_WHAT THE TASK ASKS_.
Extract the records below word for word and ignore the images.

_DATASET ROWS_.
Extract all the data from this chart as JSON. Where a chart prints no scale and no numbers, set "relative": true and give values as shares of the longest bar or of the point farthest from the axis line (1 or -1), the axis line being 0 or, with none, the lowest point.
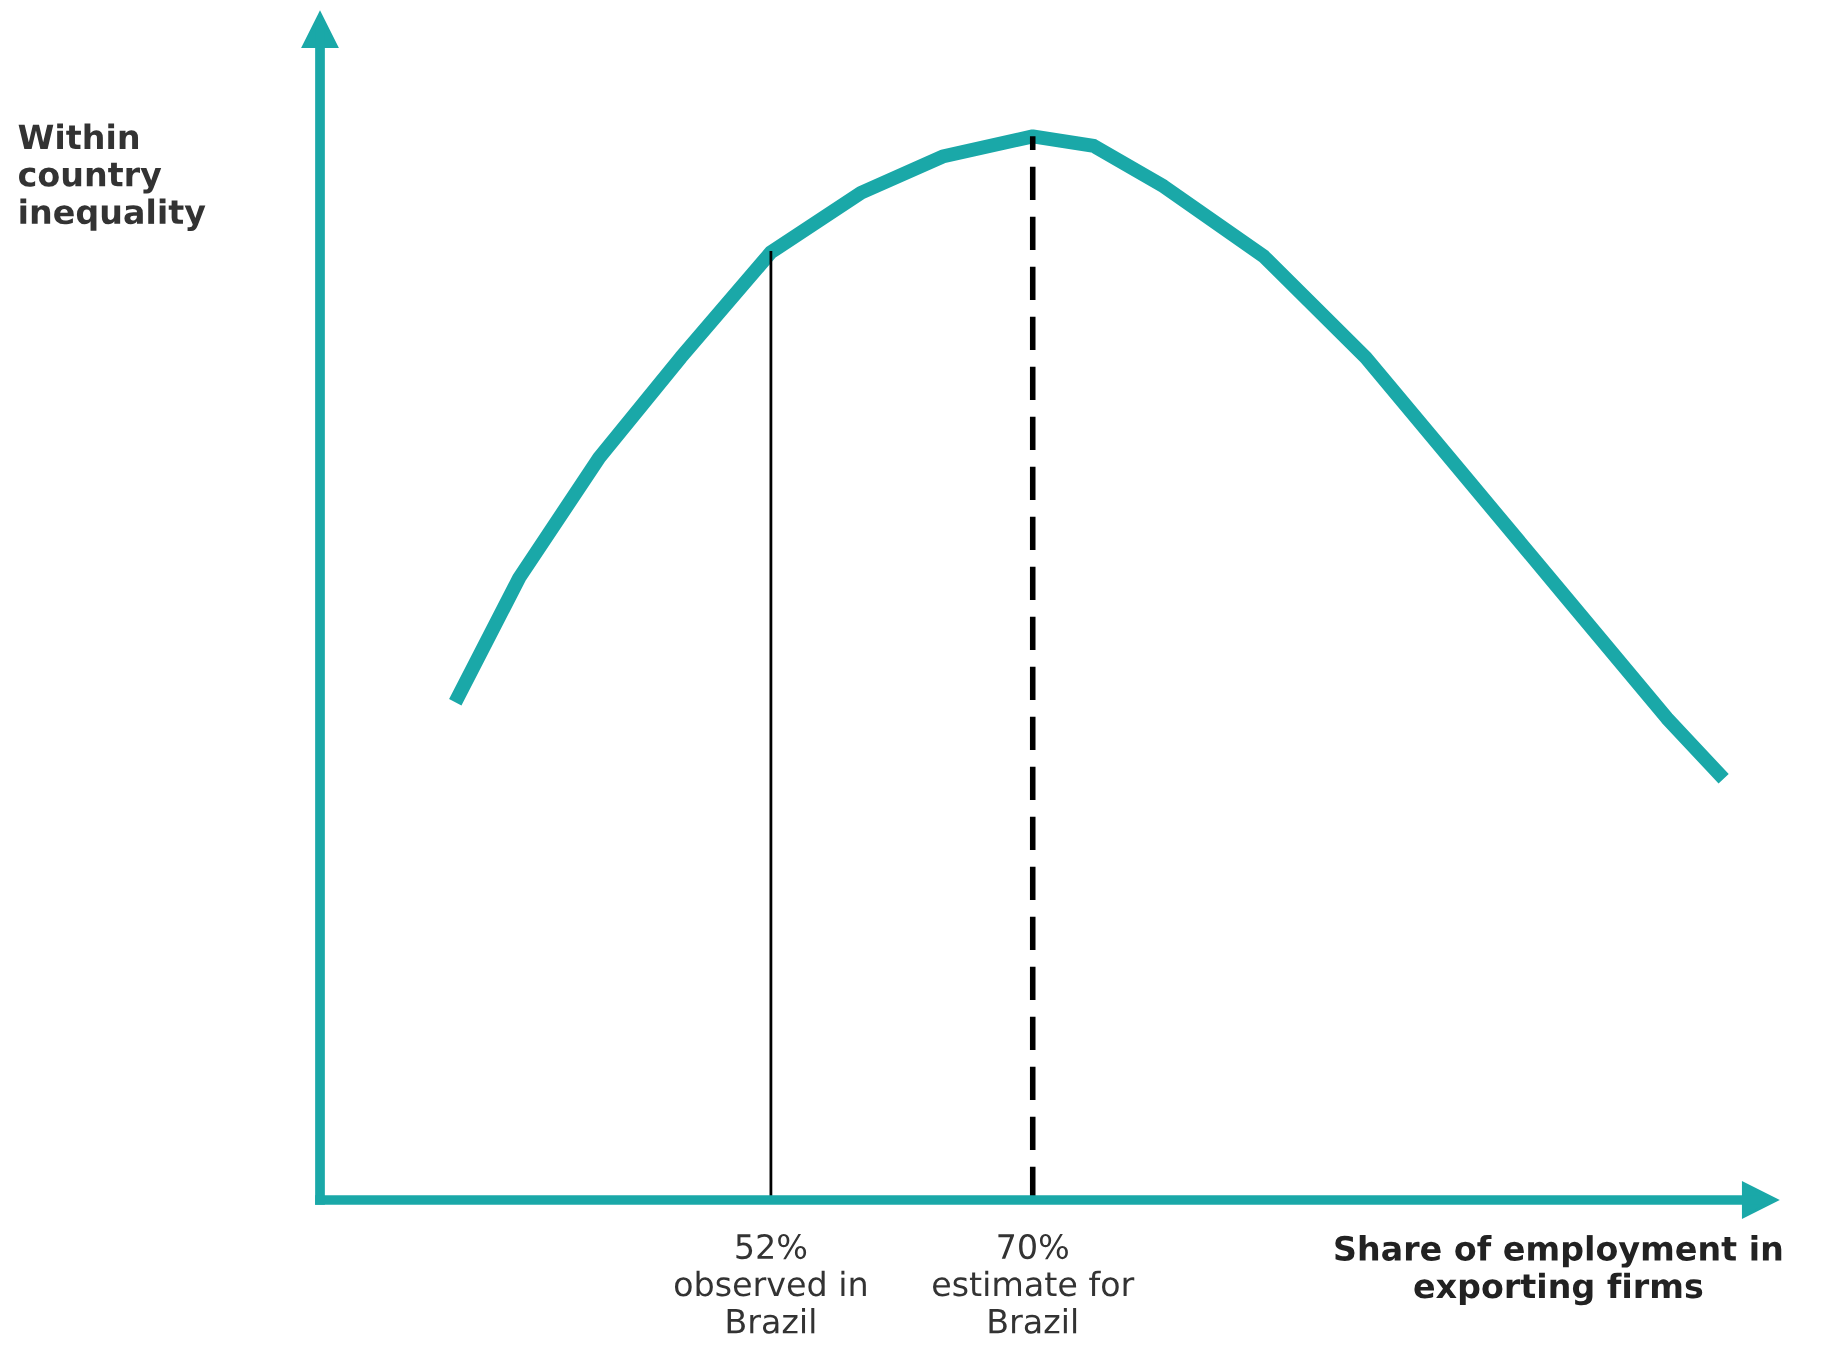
{
  "chart_data": {
    "type": "line",
    "relative": true,
    "xlabel": "Share of employment in\nexporting firms",
    "ylabel": "Within\ncountry\ninequality",
    "x": [
      30.3,
      34.7,
      40.2,
      45.8,
      52,
      58.2,
      63.8,
      70,
      74.2,
      79.0,
      85.9,
      92.9,
      99.8,
      106.7,
      113.6,
      117.5
    ],
    "series": [
      {
        "color": "#1aa8a8",
        "values": [
          0.468,
          0.585,
          0.698,
          0.792,
          0.891,
          0.947,
          0.981,
          1,
          0.991,
          0.953,
          0.887,
          0.792,
          0.679,
          0.566,
          0.453,
          0.396
        ]
      }
    ],
    "xlim": [
      21,
      120
    ],
    "xticks": [
      {
        "value": 52,
        "label": "52%\nobserved in\nBrazil"
      },
      {
        "value": 70,
        "label": "70%\nestimate for\nBrazil"
      }
    ],
    "ref_lines": [
      {
        "axis": "x",
        "value": 52,
        "color": "#000000",
        "line_style": "solid"
      },
      {
        "axis": "x",
        "value": 70,
        "color": "#000000",
        "line_style": "dashed"
      }
    ],
    "grid": false,
    "legend": false,
    "tick_labels": "x",
    "marker": "none",
    "line_style": "solid"
  }
}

_TASK ANSWER_.
Extract all the data from this chart as JSON. Where a chart prints no scale and no numbers, set "relative": true and give values as shares of the longest bar or of the point farthest from the axis line (1 or -1), the axis line being 0 or, with none, the lowest point.
{
  "chart_data": {
    "type": "line",
    "relative": true,
    "xlabel": "Share of employment in\nexporting firms",
    "ylabel": "Within\ncountry\ninequality",
    "x": [
      30.3,
      34.7,
      40.2,
      45.8,
      52,
      58.2,
      63.8,
      70,
      74.2,
      79.0,
      85.9,
      92.9,
      99.8,
      106.7,
      113.6,
      117.5
    ],
    "series": [
      {
        "color": "#1aa8a8",
        "values": [
          0.468,
          0.585,
          0.698,
          0.792,
          0.891,
          0.947,
          0.981,
          1,
          0.991,
          0.953,
          0.887,
          0.792,
          0.679,
          0.566,
          0.453,
          0.396
        ]
      }
    ],
    "xlim": [
      21,
      120
    ],
    "xticks": [
      {
        "value": 52,
        "label": "52%\nobserved in\nBrazil"
      },
      {
        "value": 70,
        "label": "70%\nestimate for\nBrazil"
      }
    ],
    "ref_lines": [
      {
        "axis": "x",
        "value": 52,
        "color": "#000000",
        "line_style": "solid"
      },
      {
        "axis": "x",
        "value": 70,
        "color": "#000000",
        "line_style": "dashed"
      }
    ],
    "grid": false,
    "legend": false,
    "tick_labels": "x",
    "marker": "none",
    "line_style": "solid"
  }
}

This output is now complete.